Okuma parçası ->
Grup geldiği yer itibarıyla artık bir yol haritası
hazırlanabileceği görüşünde ve bunun için çalışmalar var. Çalışma grubu haftaya
da Amerika Birleşik Devletleri ile bir araya gelecek.
Başta Amerika Birleşik Devletleri ve İngiltere olmak üzere
İsrail'i destekleyen Batılı ülkeler, İsrail'in savaş değerlendirmesinden
hareketle iki devletin çözümden ziyade "Hamas tehdidini ne
yapacağız?" diye bir soruyu sürekli hem bizim, hem dünya kamuoyunun önüne
getiriyorlar. Biz de diyoruz ki; "Eğer iki devletli çözümü şu anda merkeze
alırsak, Gazze ve karşılıklı tehdit konuları da zaten ortadan kalkar. Bunu
buradan halletmek lazım. Hamas’ın dışlanması, Hamas’ın yok edilmesi gerçekçi
bir senaryo değil."
FİLİSTİNLİLERİN LAHEY
ULUSLARARASI CEZA MAHKEMESİ'NE BAŞVURUSU
3 bin’e yakın avukat Lahey’de Uluslararası Ceza Mahkemesi’ne
gerekli başvuruyu yaptı. İstanbul Milletvekilimiz Cüneyt Yüksel, bu heyetin
içerisindeydi. Lahey’deki süreci de takip edecekler. Oradan beklentimiz,
Netanyahu başta olmak üzere suçüstü yakalanan bu soykırımcıların, bu Gazze
kasaplarının gereken cezayı almalarıdır. Temennimiz odur ki, verilecek kararla
adaleti bekleyenler, "İşte şimdi oldu" desinler.
"ER YA DA GEÇ,
MUTLAKA İSRAİL BUNUN HESABINI VERECEK"
Bizler bu davanın üst seviyede takibini yapacağız.

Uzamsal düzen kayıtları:
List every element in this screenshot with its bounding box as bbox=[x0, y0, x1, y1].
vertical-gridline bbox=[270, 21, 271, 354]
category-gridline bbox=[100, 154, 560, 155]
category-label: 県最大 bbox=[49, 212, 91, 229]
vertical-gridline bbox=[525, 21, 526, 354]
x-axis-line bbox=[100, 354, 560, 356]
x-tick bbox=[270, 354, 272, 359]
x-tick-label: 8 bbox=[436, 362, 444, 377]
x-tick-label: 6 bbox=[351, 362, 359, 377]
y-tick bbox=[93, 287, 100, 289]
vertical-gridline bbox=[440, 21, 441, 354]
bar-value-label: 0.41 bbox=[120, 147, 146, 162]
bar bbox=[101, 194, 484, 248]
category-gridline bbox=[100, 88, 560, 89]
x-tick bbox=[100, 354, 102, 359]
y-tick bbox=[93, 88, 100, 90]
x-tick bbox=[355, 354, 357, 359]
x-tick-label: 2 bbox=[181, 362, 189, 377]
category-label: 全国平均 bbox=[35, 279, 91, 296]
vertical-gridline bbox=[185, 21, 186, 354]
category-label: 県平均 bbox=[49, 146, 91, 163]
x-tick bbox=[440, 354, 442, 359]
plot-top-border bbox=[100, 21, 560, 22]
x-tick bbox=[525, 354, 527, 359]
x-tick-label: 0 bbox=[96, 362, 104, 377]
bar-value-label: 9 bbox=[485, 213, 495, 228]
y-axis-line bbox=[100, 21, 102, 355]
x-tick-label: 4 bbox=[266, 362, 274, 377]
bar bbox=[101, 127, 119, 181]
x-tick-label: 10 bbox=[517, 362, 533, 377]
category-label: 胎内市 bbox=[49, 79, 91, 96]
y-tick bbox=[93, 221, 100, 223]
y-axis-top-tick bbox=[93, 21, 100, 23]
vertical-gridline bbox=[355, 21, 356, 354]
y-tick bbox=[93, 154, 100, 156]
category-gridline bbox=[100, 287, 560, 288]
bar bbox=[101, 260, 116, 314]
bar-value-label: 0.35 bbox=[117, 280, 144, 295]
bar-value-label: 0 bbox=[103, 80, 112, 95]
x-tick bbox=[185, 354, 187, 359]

Görev koşulları ->
• a. Şu ifadeler okuma parçasıyla örtüşüyor mu? (i) Çalışma grubu haftaya İngiltere ile bir araya gelecek. (ii) Lahey'deki Uluslararası Ceza Mahkemesi'ne başvuruyu 3 bine yakın avukat yaptı. (iii) Hamas'ın dışlanması gerçekçi bir senaryo olarak görülüyor. Her biri için evet ya da hayır deyin ve karar veren sözleri parçadan aynen aktarın.
• b. Okuma parçasına göre Lahey'de başvuru yapan heyetin içinde bulunan İstanbul milletvekili kimdir?

Görevlere göre yanıtlar ->
• a.
(i) Hayır: "Çalışma grubu haftaya da Amerika Birleşik Devletleri ile bir araya gelecek."
(ii) Evet: "3 bin’e yakın avukat Lahey’de Uluslararası Ceza Mahkemesi’ne gerekli başvuruyu yaptı."
(iii) Hayır: "Hamas’ın dışlanması, Hamas’ın yok edilmesi gerçekçi bir senaryo değil."

• b. Cüneyt Yüksel.